WHAT YOU NEED TO DO: Look through the material below and give the number of lines holding "Odpoviedám", with no other words.

━━━━━━━━━━━━━━━━━━━━━━━━━━━━━━

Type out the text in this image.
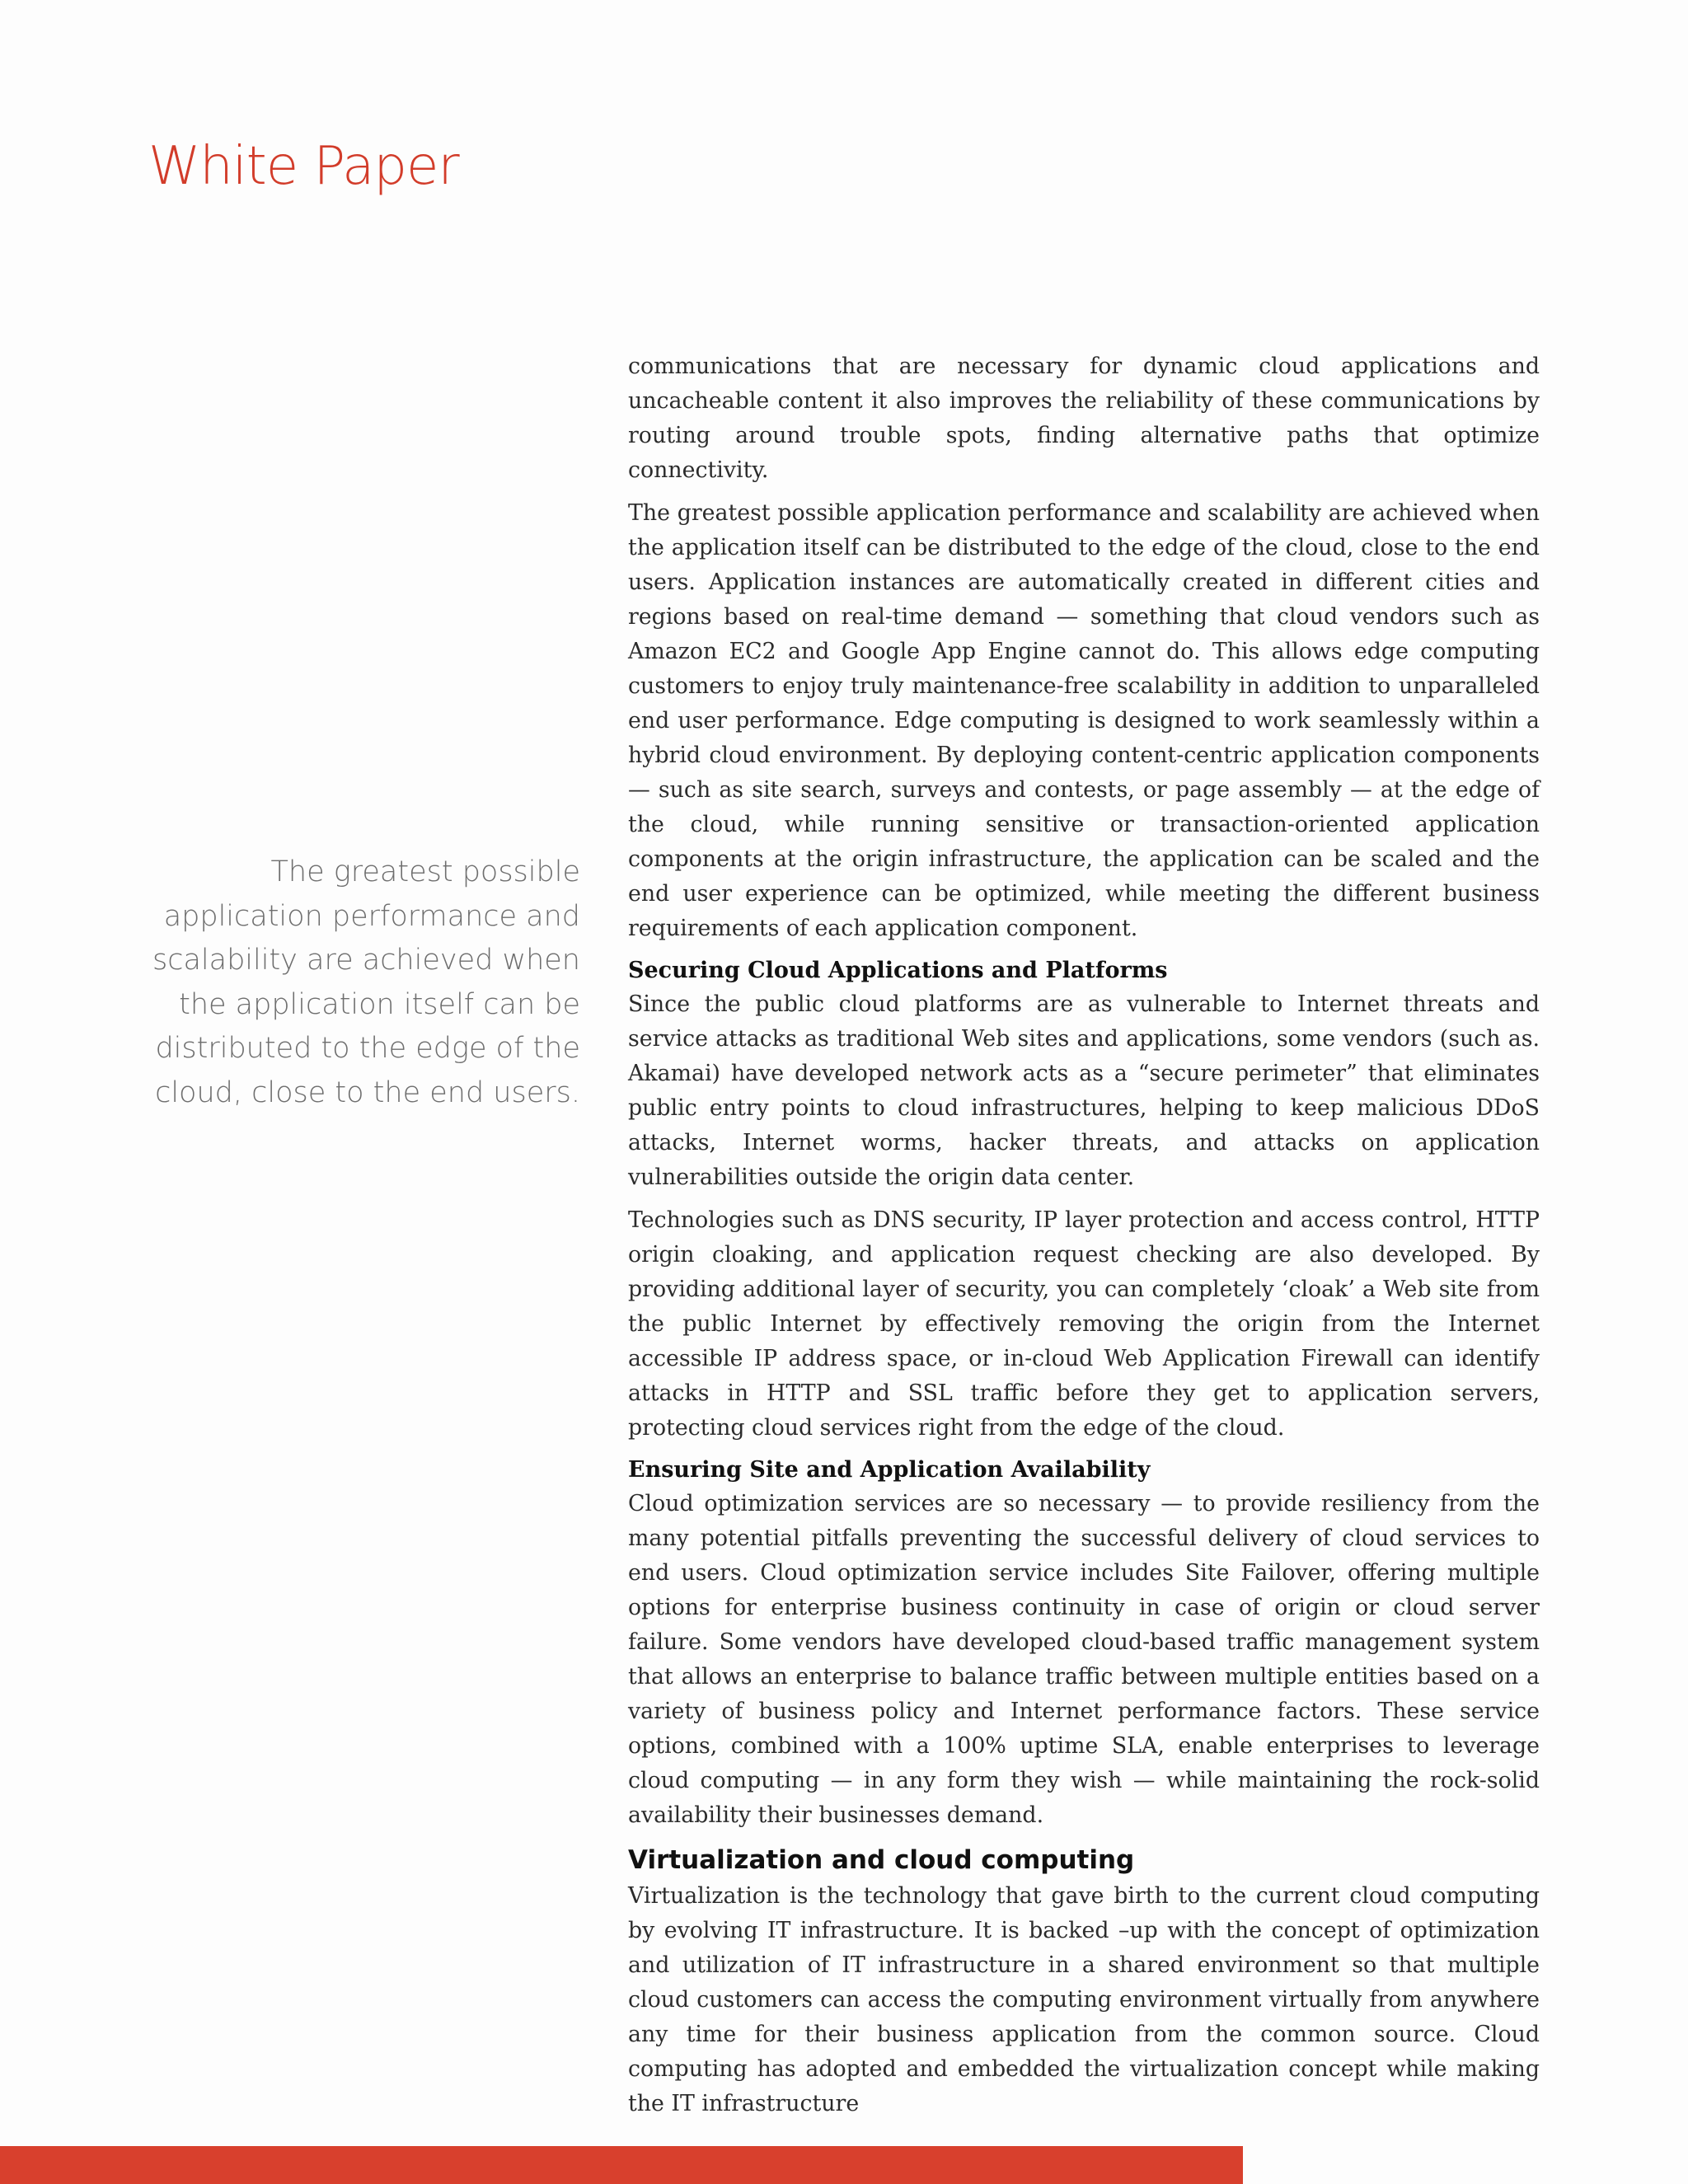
White Paper
The greatest possible application performance and scalability are achieved when the application itself can be distributed to the edge of the cloud, close to the end users.

communications that are necessary for dynamic cloud applications and uncacheable content it also improves the reliability of these communications by routing around trouble spots, finding alternative paths that optimize connectivity.

The greatest possible application performance and scalability are achieved when the application itself can be distributed to the edge of the cloud, close to the end users. Application instances are automatically created in different cities and regions based on real-time demand — something that cloud vendors such as Amazon EC2 and Google App Engine cannot do. This allows edge computing customers to enjoy truly maintenance-free scalability in addition to unparalleled end user performance. Edge computing is designed to work seamlessly within a hybrid cloud environment. By deploying content-centric application components — such as site search, surveys and contests, or page assembly — at the edge of the cloud, while running sensitive or transaction-oriented application components at the origin infrastructure, the application can be scaled and the end user experience can be optimized, while meeting the different business requirements of each application component.

Securing Cloud Applications and Platforms

Since the public cloud platforms are as vulnerable to Internet threats and service attacks as traditional Web sites and applications, some vendors (such as. Akamai) have developed network acts as a “secure perimeter” that eliminates public entry points to cloud infrastructures, helping to keep malicious DDoS attacks, Internet worms, hacker threats, and attacks on application vulnerabilities outside the origin data center.

Technologies such as DNS security, IP layer protection and access control, HTTP origin cloaking, and application request checking are also developed. By providing additional layer of security, you can completely ‘cloak’ a Web site from the public Internet by effectively removing the origin from the Internet accessible IP address space, or in-cloud Web Application Firewall can identify attacks in HTTP and SSL traffic before they get to application servers, protecting cloud services right from the edge of the cloud.

Ensuring Site and Application Availability

Cloud optimization services are so necessary — to provide resiliency from the many potential pitfalls preventing the successful delivery of cloud services to end users. Cloud optimization service includes Site Failover, offering multiple options for enterprise business continuity in case of origin or cloud server failure. Some vendors have developed cloud-based traffic management system that allows an enterprise to balance traffic between multiple entities based on a variety of business policy and Internet performance factors. These service options, combined with a 100% uptime SLA, enable enterprises to leverage cloud computing — in any form they wish — while maintaining the rock-solid availability their businesses demand.

Virtualization and cloud computing

Virtualization is the technology that gave birth to the current cloud computing by evolving IT infrastructure. It is backed –up with the concept of optimization and utilization of IT infrastructure in a shared environment so that multiple cloud customers can access the computing environment virtually from anywhere any time for their business application from the common source. Cloud computing has adopted and embedded the virtualization concept while making the IT infrastructure
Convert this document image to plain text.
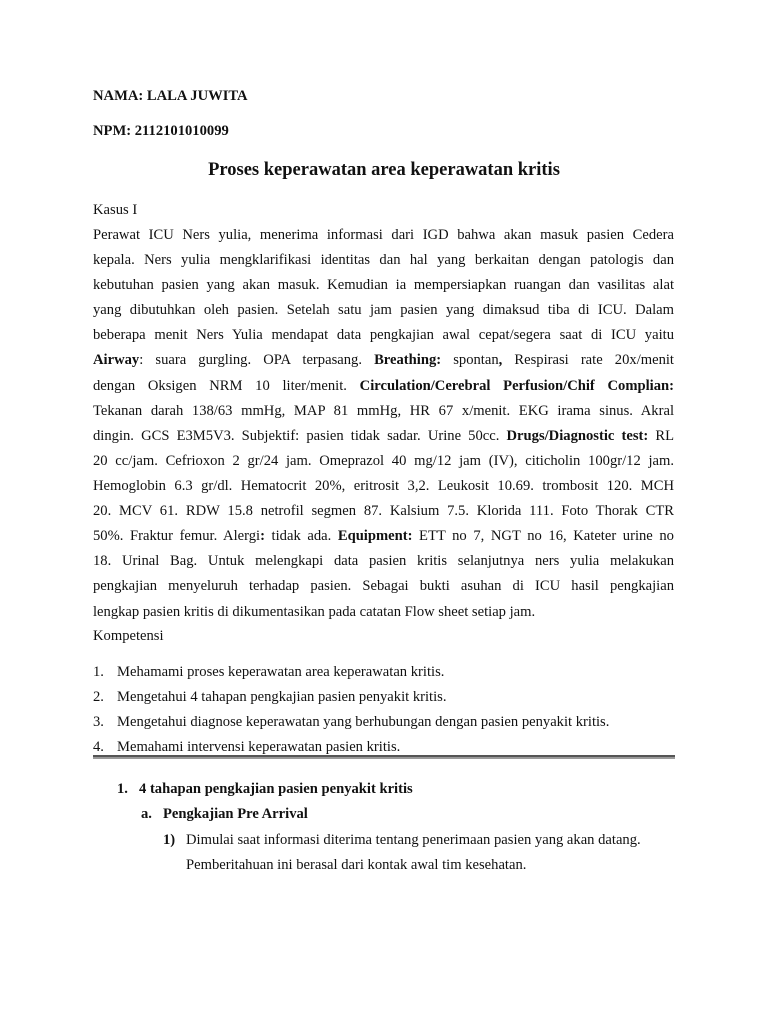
NAMA: LALA JUWITA
NPM: 2112101010099
Proses keperawatan area keperawatan kritis
Kasus I
Perawat ICU Ners yulia, menerima informasi dari IGD bahwa akan masuk pasien Cedera
kepala. Ners yulia mengklarifikasi identitas dan hal yang berkaitan dengan patologis dan
kebutuhan pasien yang akan masuk. Kemudian ia mempersiapkan ruangan dan vasilitas alat
yang dibutuhkan oleh pasien. Setelah satu jam pasien yang dimaksud tiba di ICU. Dalam
beberapa menit Ners Yulia mendapat data pengkajian awal cepat/segera saat di ICU yaitu
Airway: suara gurgling. OPA terpasang. Breathing: spontan, Respirasi rate 20x/menit
dengan Oksigen NRM 10 liter/menit. Circulation/Cerebral Perfusion/Chif Complian:
Tekanan darah 138/63 mmHg, MAP 81 mmHg, HR 67 x/menit. EKG irama sinus. Akral
dingin. GCS E3M5V3. Subjektif: pasien tidak sadar. Urine 50cc. Drugs/Diagnostic test: RL
20 cc/jam. Cefrioxon 2 gr/24 jam. Omeprazol 40 mg/12 jam (IV), citicholin 100gr/12 jam.
Hemoglobin 6.3 gr/dl. Hematocrit 20%, eritrosit 3,2. Leukosit 10.69. trombosit 120. MCH
20. MCV 61. RDW 15.8 netrofil segmen 87. Kalsium 7.5. Klorida 111. Foto Thorak CTR
50%. Fraktur femur. Alergi: tidak ada. Equipment: ETT no 7, NGT no 16, Kateter urine no
18. Urinal Bag. Untuk melengkapi data pasien kritis selanjutnya ners yulia melakukan
pengkajian menyeluruh terhadap pasien. Sebagai bukti asuhan di ICU hasil pengkajian
lengkap pasien kritis di dikumentasikan pada catatan Flow sheet setiap jam.
Kompetensi
1. Mehamami proses keperawatan area keperawatan kritis.
2. Mengetahui 4 tahapan pengkajian pasien penyakit kritis.
3. Mengetahui diagnose keperawatan yang berhubungan dengan pasien penyakit kritis.
4. Memahami intervensi keperawatan pasien kritis.
1. 4 tahapan pengkajian pasien penyakit kritis
a. Pengkajian Pre Arrival
1) Dimulai saat informasi diterima tentang penerimaan pasien yang akan datang.
Pemberitahuan ini berasal dari kontak awal tim kesehatan.
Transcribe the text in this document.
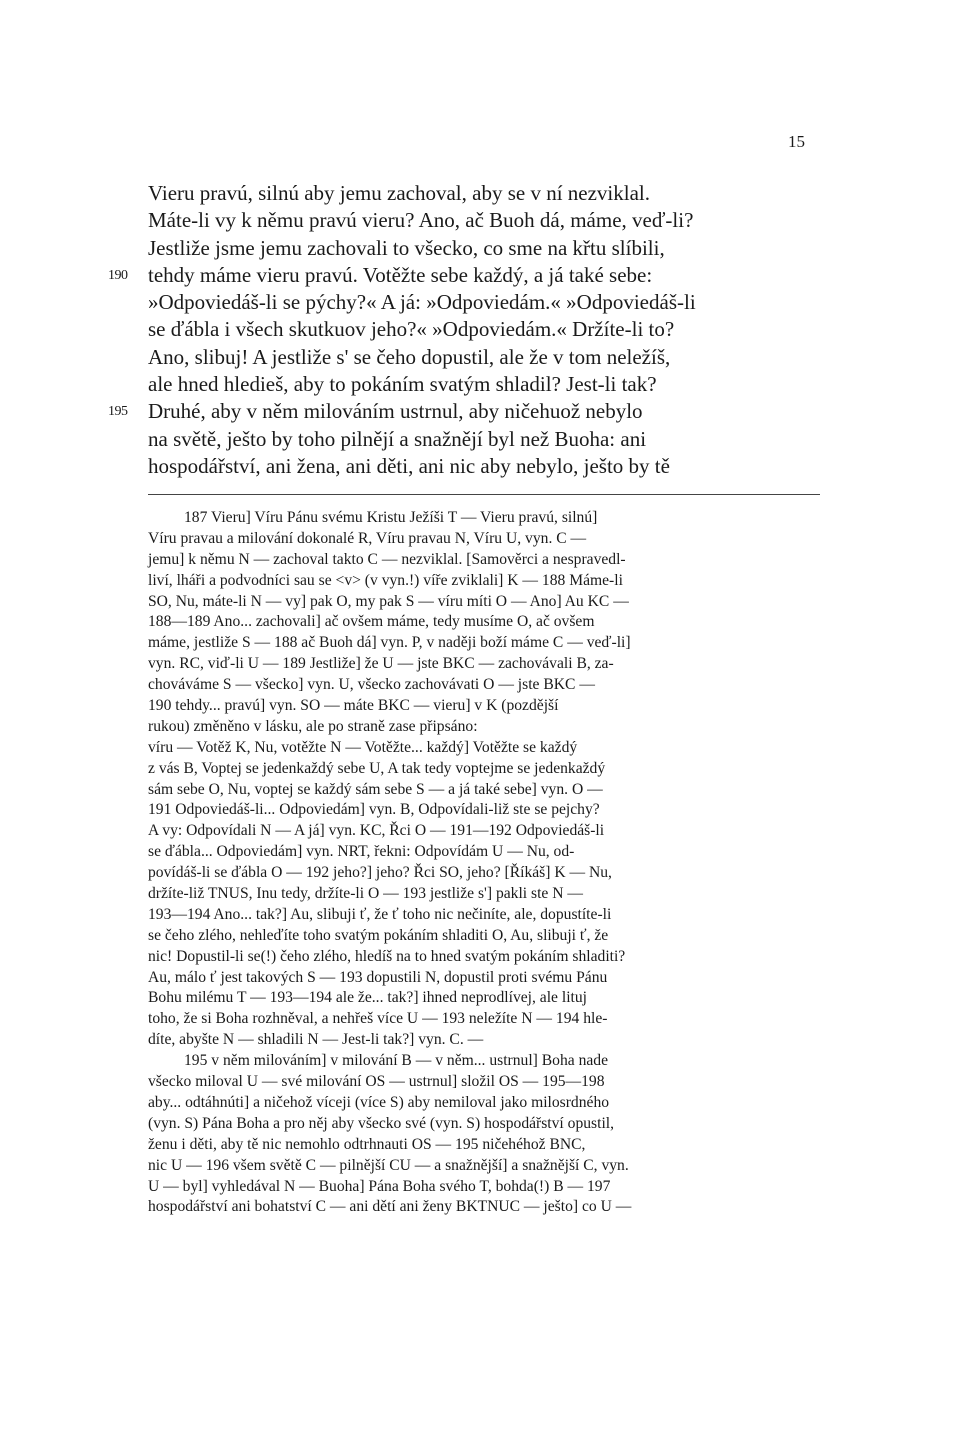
15
Vieru pravú, silnú aby jemu zachoval, aby se v ní nezviklal.
Máte-li vy k němu pravú vieru? Ano, ač Buoh dá, máme, veď-li?
Jestliže jsme jemu zachovali to všecko, co sme na křtu slíbili,
190 tehdy máme vieru pravú. Votěžte sebe každý, a já také sebe:
»Odpoviedáš-li se pýchy?« A já: »Odpoviedám.« »Odpoviedáš-li
se ďábla i všech skutkuov jeho?« »Odpoviedám.« Držíte-li to?
Ano, slibuj! A jestliže s' se čeho dopustil, ale že v tom neležíš,
ale hned hledieš, aby to pokáním svatým shladil? Jest-li tak?
195 Druhé, aby v něm milováním ustrnul, aby ničehuož nebylo
na světě, ješto by toho pilnějí a snažnějí byl než Buoha: ani
hospodářství, ani žena, ani děti, ani nic aby nebylo, ješto by tě
187 Vieru] Víru Pánu svému Kristu Ježíši T — Vieru pravú, silnú]
Víru pravau a milování dokonalé R, Víru pravau N, Víru U, vyn. C —
jemu] k němu N — zachoval takto C — nezviklal. [Samověrci a nespravedl-
liví, lháři a podvodníci sau se <v> (v vyn.!) víře zviklali] K — 188 Máme-li
SO, Nu, máte-li N — vy] pak O, my pak S — víru míti O — Ano] Au KC —
188—189 Ano... zachovali] ač ovšem máme, tedy musíme O, ač ovšem
máme, jestliže S — 188 ač Buoh dá] vyn. P, v naději boží máme C — veď-li]
vyn. RC, viď-li U — 189 Jestliže] že U — jste BKC — zachovávali B, za-
chováváme S — všecko] vyn. U, všecko zachovávati O — jste BKC —
190 tehdy... pravú] vyn. SO — máte BKC — vieru] v K (pozdější
rukou) změněno v lásku, ale po straně zase připsáno:
víru — Votěž K, Nu, votěžte N — Votěžte... každý] Votěžte se každý
z vás B, Voptej se jedenkaždý sebe U, A tak tedy voptejme se jedenkaždý
sám sebe O, Nu, voptej se každý sám sebe S — a já také sebe] vyn. O —
191 Odpoviedáš-li... Odpoviedám] vyn. B, Odpovídali-liž ste se pejchy?
A vy: Odpovídali N — A já] vyn. KC, Řci O — 191—192 Odpoviedáš-li
se ďábla... Odpoviedám] vyn. NRT, řekni: Odpovídám U — Nu, od-
povídáš-li se ďábla O — 192 jeho?] jeho? Řci SO, jeho? [Říkáš] K — Nu,
držíte-liž TNUS, Inu tedy, držíte-li O — 193 jestliže s'] pakli ste N —
193—194 Ano... tak?] Au, slibuji ť, že ť toho nic nečiníte, ale, dopustíte-li
se čeho zlého, nehleďíte toho svatým pokáním shladiti O, Au, slibuji ť, že
nic! Dopustil-li se(!) čeho zlého, hledíš na to hned svatým pokáním shladiti?
Au, málo ť jest takových S — 193 dopustili N, dopustil proti svému Pánu
Bohu milému T — 193—194 ale že... tak?] ihned neprodlívej, ale lituj
toho, že si Boha rozhněval, a nehřeš více U — 193 neležíte N — 194 hle-
díte, abyšte N — shladili N — Jest-li tak?] vyn. C. —
195 v něm milováním] v milování B — v něm... ustrnul] Boha nade
všecko miloval U — své milování OS — ustrnul] složil OS — 195—198
aby... odtáhnúti] a ničehož víceji (více S) aby nemiloval jako milosrdného
(vyn. S) Pána Boha a pro něj aby všecko své (vyn. S) hospodářství opustil,
ženu i děti, aby tě nic nemohlo odtrhnauti OS — 195 ničehéhož BNC,
nic U — 196 všem světě C — pilnější CU — a snažnější] a snažnější C, vyn.
U — byl] vyhledával N — Buoha] Pána Boha svého T, bohda(!) B — 197
hospodářství ani bohatství C — ani dětí ani ženy BKTNUC — ješto] co U —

━━━━━━━━━━━━━━━━━━━━━━━━━━━━━━

TASK ANSWER: 4